-- start --

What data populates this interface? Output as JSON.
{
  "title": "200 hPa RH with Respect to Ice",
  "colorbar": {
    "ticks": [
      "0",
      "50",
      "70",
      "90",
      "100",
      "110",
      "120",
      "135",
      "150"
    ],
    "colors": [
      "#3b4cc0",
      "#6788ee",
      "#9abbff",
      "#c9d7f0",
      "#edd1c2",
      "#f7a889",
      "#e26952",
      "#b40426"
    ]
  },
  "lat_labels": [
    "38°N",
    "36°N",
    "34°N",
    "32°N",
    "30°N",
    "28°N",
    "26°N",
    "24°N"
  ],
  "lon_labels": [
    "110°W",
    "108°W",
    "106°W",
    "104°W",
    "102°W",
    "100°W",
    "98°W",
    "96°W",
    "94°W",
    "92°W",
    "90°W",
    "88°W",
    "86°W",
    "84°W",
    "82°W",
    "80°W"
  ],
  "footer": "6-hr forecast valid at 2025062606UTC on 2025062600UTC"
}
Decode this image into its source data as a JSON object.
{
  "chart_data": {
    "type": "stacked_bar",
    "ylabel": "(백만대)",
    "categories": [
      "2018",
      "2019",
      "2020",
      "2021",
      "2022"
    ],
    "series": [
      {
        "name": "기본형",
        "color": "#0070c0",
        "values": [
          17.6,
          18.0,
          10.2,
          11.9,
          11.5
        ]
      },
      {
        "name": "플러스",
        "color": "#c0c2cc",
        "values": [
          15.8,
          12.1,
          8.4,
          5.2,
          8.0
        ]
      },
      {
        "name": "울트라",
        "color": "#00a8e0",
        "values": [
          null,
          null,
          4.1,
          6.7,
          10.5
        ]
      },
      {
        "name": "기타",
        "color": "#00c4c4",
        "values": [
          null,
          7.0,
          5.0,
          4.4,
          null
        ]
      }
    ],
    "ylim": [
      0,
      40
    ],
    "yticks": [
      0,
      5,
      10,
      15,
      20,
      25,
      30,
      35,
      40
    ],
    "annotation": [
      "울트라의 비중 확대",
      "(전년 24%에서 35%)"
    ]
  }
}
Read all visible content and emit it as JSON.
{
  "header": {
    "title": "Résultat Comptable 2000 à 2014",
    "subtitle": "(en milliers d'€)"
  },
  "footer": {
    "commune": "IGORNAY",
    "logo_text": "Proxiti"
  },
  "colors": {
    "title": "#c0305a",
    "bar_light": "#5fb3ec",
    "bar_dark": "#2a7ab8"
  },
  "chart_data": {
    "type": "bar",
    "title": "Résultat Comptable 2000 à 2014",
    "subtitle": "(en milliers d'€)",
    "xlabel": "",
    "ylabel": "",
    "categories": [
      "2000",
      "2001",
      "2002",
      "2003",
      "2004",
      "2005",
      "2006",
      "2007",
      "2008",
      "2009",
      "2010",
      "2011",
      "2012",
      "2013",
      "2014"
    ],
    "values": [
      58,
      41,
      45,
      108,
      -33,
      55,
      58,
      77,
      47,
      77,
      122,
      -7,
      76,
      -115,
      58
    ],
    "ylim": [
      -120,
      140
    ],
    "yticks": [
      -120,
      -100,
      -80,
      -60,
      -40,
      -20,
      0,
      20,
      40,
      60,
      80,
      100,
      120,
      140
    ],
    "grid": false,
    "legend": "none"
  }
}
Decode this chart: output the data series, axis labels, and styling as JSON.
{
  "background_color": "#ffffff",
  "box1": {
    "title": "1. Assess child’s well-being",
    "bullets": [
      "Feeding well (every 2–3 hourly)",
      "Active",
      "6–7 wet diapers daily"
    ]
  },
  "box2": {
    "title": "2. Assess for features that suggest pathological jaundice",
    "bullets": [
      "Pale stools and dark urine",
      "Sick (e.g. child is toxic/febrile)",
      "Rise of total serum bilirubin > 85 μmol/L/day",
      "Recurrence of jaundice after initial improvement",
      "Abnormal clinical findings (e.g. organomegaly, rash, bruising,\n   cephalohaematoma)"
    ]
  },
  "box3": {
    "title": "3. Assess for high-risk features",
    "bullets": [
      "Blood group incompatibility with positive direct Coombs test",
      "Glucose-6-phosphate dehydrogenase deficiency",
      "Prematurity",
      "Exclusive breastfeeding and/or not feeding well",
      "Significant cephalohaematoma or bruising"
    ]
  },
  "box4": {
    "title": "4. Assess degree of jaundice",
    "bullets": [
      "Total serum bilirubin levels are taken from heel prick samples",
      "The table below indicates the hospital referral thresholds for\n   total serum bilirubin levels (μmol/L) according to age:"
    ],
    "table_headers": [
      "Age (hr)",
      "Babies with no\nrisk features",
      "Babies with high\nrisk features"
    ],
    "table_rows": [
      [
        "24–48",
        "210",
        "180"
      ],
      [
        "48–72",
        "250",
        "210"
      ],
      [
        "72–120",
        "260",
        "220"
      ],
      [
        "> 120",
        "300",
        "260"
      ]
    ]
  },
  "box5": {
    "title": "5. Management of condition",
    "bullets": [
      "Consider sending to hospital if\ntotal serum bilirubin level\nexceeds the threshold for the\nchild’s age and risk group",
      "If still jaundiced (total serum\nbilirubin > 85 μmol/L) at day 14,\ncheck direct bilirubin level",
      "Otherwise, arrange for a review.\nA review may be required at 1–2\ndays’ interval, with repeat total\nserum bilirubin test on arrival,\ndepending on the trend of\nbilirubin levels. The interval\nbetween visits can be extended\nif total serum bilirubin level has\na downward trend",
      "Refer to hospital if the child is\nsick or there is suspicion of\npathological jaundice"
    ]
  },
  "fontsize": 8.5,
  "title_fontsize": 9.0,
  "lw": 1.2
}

-- end --

**Your objective**. Filter the data, keeping only the lines that contain "nbilirubin".

**Answer**.
      "If still jaundiced (total serum\nbilirubin > 85 μmol/L) at day 14,\ncheck direct bilirubin level",
      "Otherwise, arrange for a review.\nA review may be required at 1–2\ndays’ interval, with repeat total\nserum bilirubin test on arrival,\ndepending on the trend of\nbilirubin levels. The interval\nbetween visits can be extended\nif total serum bilirubin level has\na downward trend",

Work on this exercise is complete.